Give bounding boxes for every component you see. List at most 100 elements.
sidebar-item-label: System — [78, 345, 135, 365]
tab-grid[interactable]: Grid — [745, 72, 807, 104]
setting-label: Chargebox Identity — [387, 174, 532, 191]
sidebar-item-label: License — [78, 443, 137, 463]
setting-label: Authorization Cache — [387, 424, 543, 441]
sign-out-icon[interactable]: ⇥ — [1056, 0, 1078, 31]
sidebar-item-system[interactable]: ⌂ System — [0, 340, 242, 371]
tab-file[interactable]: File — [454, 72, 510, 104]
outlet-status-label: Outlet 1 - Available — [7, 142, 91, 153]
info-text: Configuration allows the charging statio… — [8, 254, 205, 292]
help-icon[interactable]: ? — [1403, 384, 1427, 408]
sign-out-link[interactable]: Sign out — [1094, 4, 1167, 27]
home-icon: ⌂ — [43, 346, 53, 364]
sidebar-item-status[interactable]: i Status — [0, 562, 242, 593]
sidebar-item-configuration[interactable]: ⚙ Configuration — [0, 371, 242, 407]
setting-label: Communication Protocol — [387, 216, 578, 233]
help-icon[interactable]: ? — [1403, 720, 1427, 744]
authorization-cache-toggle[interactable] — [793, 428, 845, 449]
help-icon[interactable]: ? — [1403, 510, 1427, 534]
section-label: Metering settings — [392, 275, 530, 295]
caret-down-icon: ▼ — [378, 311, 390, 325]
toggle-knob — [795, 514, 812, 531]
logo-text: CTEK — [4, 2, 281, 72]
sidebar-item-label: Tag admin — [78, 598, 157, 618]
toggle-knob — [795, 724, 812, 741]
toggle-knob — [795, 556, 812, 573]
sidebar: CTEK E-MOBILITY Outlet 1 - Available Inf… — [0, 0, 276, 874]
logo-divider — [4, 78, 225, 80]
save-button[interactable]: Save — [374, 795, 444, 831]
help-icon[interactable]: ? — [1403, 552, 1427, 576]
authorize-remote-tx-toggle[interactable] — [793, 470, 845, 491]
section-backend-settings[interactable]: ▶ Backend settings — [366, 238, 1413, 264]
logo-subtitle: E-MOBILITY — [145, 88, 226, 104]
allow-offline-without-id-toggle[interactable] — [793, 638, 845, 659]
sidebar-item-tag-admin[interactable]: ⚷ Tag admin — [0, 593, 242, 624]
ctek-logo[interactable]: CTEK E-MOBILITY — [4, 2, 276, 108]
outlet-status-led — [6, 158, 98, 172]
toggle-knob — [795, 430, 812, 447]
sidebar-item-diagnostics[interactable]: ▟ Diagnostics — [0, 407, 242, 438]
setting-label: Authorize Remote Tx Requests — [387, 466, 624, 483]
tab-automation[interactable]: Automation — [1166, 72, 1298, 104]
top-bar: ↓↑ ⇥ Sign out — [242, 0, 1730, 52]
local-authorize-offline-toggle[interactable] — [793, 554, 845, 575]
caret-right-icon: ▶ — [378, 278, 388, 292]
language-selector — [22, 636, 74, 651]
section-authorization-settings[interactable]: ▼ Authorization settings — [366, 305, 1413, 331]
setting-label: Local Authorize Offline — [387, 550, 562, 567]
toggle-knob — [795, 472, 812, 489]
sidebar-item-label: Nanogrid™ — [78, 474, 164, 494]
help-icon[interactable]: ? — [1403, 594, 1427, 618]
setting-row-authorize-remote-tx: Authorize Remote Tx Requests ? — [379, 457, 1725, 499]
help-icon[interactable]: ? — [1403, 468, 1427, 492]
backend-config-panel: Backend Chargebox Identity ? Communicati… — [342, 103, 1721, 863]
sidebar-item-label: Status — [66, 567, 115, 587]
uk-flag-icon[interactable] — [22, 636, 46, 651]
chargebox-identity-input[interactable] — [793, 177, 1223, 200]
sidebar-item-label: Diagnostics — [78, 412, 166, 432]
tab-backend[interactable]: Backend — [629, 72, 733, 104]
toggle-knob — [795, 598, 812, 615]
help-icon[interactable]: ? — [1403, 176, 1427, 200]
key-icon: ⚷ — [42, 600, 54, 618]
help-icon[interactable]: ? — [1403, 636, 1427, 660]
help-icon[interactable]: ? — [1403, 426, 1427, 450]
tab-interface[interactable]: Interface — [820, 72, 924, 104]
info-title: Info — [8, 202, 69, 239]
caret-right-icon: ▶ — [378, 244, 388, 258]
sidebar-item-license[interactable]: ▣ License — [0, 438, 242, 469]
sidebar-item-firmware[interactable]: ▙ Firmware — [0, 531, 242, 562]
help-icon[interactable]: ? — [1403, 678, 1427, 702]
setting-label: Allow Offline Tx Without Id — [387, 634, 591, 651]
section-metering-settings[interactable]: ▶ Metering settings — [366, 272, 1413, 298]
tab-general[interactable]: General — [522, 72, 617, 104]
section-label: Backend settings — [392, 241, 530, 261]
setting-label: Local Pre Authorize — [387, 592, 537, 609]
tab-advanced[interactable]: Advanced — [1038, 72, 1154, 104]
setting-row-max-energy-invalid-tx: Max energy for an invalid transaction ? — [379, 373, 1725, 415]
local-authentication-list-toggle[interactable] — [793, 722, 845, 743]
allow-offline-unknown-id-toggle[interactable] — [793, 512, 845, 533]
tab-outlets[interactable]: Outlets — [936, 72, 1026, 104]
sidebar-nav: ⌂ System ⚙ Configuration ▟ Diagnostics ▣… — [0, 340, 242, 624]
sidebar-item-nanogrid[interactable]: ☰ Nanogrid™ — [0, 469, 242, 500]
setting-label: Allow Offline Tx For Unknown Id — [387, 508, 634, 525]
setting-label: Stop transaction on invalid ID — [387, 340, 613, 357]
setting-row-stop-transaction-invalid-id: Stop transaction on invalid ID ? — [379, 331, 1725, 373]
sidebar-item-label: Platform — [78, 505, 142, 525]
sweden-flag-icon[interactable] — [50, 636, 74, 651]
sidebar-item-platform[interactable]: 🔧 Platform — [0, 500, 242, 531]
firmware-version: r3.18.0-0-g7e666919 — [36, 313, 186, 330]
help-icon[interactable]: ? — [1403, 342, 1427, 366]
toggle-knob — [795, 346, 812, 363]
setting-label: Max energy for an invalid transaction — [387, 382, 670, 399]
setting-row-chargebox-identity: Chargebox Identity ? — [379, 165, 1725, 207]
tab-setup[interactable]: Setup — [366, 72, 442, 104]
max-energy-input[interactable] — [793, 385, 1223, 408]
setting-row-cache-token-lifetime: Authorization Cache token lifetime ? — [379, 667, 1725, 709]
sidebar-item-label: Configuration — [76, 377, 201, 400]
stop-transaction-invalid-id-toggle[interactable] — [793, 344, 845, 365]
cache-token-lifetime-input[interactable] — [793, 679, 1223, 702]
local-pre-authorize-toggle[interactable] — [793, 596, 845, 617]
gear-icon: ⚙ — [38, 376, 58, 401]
● ● ● ● ● ● ●
● Problem details:
Format all the rows above as a numbered list, leaving out any blank lines.

● Answer to the task:
1. Give bounding boxes for every component you see. List at most 100 elements.
2. sidebar-item-label: System — [78, 345, 135, 365]
3. tab-grid[interactable]: Grid — [745, 72, 807, 104]
4. setting-label: Chargebox Identity — [387, 174, 532, 191]
5. sidebar-item-label: License — [78, 443, 137, 463]
6. setting-label: Authorization Cache — [387, 424, 543, 441]
7. sign-out-icon[interactable]: ⇥ — [1056, 0, 1078, 31]
8. sidebar-item-system[interactable]: ⌂ System — [0, 340, 242, 371]
9. tab-file[interactable]: File — [454, 72, 510, 104]
10. outlet-status-label: Outlet 1 - Available — [7, 142, 91, 153]
11. info-text: Configuration allows the charging statio… — [8, 254, 205, 292]
12. help-icon[interactable]: ? — [1403, 384, 1427, 408]
13. sign-out-link[interactable]: Sign out — [1094, 4, 1167, 27]
14. home-icon: ⌂ — [43, 346, 53, 364]
15. sidebar-item-status[interactable]: i Status — [0, 562, 242, 593]
16. sidebar-item-configuration[interactable]: ⚙ Configuration — [0, 371, 242, 407]
17. setting-label: Communication Protocol — [387, 216, 578, 233]
18. help-icon[interactable]: ? — [1403, 720, 1427, 744]
19. authorization-cache-toggle[interactable] — [793, 428, 845, 449]
20. help-icon[interactable]: ? — [1403, 510, 1427, 534]
21. section-label: Metering settings — [392, 275, 530, 295]
22. caret-down-icon: ▼ — [378, 311, 390, 325]
23. toggle-knob — [795, 514, 812, 531]
24. logo-text: CTEK — [4, 2, 281, 72]
25. sidebar-item-label: Tag admin — [78, 598, 157, 618]
26. toggle-knob — [795, 724, 812, 741]
27. toggle-knob — [795, 556, 812, 573]
28. sidebar: CTEK E-MOBILITY Outlet 1 - Available Inf… — [0, 0, 276, 874]
29. logo-divider — [4, 78, 225, 80]
30. save-button[interactable]: Save — [374, 795, 444, 831]
31. help-icon[interactable]: ? — [1403, 552, 1427, 576]
32. authorize-remote-tx-toggle[interactable] — [793, 470, 845, 491]
33. section-backend-settings[interactable]: ▶ Backend settings — [366, 238, 1413, 264]
34. logo-subtitle: E-MOBILITY — [145, 88, 226, 104]
35. allow-offline-without-id-toggle[interactable] — [793, 638, 845, 659]
36. sidebar-item-tag-admin[interactable]: ⚷ Tag admin — [0, 593, 242, 624]
37. ctek-logo[interactable]: CTEK E-MOBILITY — [4, 2, 276, 108]
38. outlet-status-led — [6, 158, 98, 172]
39. toggle-knob — [795, 430, 812, 447]
40. sidebar-item-diagnostics[interactable]: ▟ Diagnostics — [0, 407, 242, 438]
41. setting-label: Authorize Remote Tx Requests — [387, 466, 624, 483]
42. tab-automation[interactable]: Automation — [1166, 72, 1298, 104]
43. top-bar: ↓↑ ⇥ Sign out — [242, 0, 1730, 52]
44. local-authorize-offline-toggle[interactable] — [793, 554, 845, 575]
45. caret-right-icon: ▶ — [378, 278, 388, 292]
46. language-selector — [22, 636, 74, 651]
47. section-authorization-settings[interactable]: ▼ Authorization settings — [366, 305, 1413, 331]
48. setting-label: Local Authorize Offline — [387, 550, 562, 567]
49. toggle-knob — [795, 472, 812, 489]
50. sidebar-item-label: Nanogrid™ — [78, 474, 164, 494]
51. help-icon[interactable]: ? — [1403, 594, 1427, 618]
52. setting-row-authorize-remote-tx: Authorize Remote Tx Requests ? — [379, 457, 1725, 499]
53. help-icon[interactable]: ? — [1403, 468, 1427, 492]
54. backend-config-panel: Backend Chargebox Identity ? Communicati… — [342, 103, 1721, 863]
55. sidebar-item-label: Status — [66, 567, 115, 587]
56. uk-flag-icon[interactable] — [22, 636, 46, 651]
57. chargebox-identity-input[interactable] — [793, 177, 1223, 200]
58. sidebar-item-label: Diagnostics — [78, 412, 166, 432]
59. tab-backend[interactable]: Backend — [629, 72, 733, 104]
60. toggle-knob — [795, 598, 812, 615]
61. help-icon[interactable]: ? — [1403, 176, 1427, 200]
62. key-icon: ⚷ — [42, 600, 54, 618]
63. help-icon[interactable]: ? — [1403, 636, 1427, 660]
64. help-icon[interactable]: ? — [1403, 426, 1427, 450]
65. tab-interface[interactable]: Interface — [820, 72, 924, 104]
66. info-title: Info — [8, 202, 69, 239]
67. caret-right-icon: ▶ — [378, 244, 388, 258]
68. sidebar-item-license[interactable]: ▣ License — [0, 438, 242, 469]
69. sidebar-item-firmware[interactable]: ▙ Firmware — [0, 531, 242, 562]
70. help-icon[interactable]: ? — [1403, 678, 1427, 702]
71. setting-label: Allow Offline Tx Without Id — [387, 634, 591, 651]
72. section-metering-settings[interactable]: ▶ Metering settings — [366, 272, 1413, 298]
73. tab-general[interactable]: General — [522, 72, 617, 104]
74. section-label: Backend settings — [392, 241, 530, 261]
75. setting-label: Local Pre Authorize — [387, 592, 537, 609]
76. tab-advanced[interactable]: Advanced — [1038, 72, 1154, 104]
77. setting-row-max-energy-invalid-tx: Max energy for an invalid transaction ? — [379, 373, 1725, 415]
78. local-authentication-list-toggle[interactable] — [793, 722, 845, 743]
79. allow-offline-unknown-id-toggle[interactable] — [793, 512, 845, 533]
80. tab-outlets[interactable]: Outlets — [936, 72, 1026, 104]
81. sidebar-nav: ⌂ System ⚙ Configuration ▟ Diagnostics ▣… — [0, 340, 242, 624]
82. sidebar-item-nanogrid[interactable]: ☰ Nanogrid™ — [0, 469, 242, 500]
83. setting-label: Allow Offline Tx For Unknown Id — [387, 508, 634, 525]
84. setting-label: Stop transaction on invalid ID — [387, 340, 613, 357]
85. setting-row-stop-transaction-invalid-id: Stop transaction on invalid ID ? — [379, 331, 1725, 373]
86. sidebar-item-label: Platform — [78, 505, 142, 525]
87. sweden-flag-icon[interactable] — [50, 636, 74, 651]
88. sidebar-item-platform[interactable]: 🔧 Platform — [0, 500, 242, 531]
89. firmware-version: r3.18.0-0-g7e666919 — [36, 313, 186, 330]
90. help-icon[interactable]: ? — [1403, 342, 1427, 366]
91. toggle-knob — [795, 346, 812, 363]
92. setting-label: Max energy for an invalid transaction — [387, 382, 670, 399]
93. setting-row-chargebox-identity: Chargebox Identity ? — [379, 165, 1725, 207]
94. tab-setup[interactable]: Setup — [366, 72, 442, 104]
95. max-energy-input[interactable] — [793, 385, 1223, 408]
96. setting-row-cache-token-lifetime: Authorization Cache token lifetime ? — [379, 667, 1725, 709]
97. sidebar-item-label: Configuration — [76, 377, 201, 400]
98. stop-transaction-invalid-id-toggle[interactable] — [793, 344, 845, 365]
99. cache-token-lifetime-input[interactable] — [793, 679, 1223, 702]
100. local-pre-authorize-toggle[interactable] — [793, 596, 845, 617]
101. gear-icon: ⚙ — [38, 376, 58, 401]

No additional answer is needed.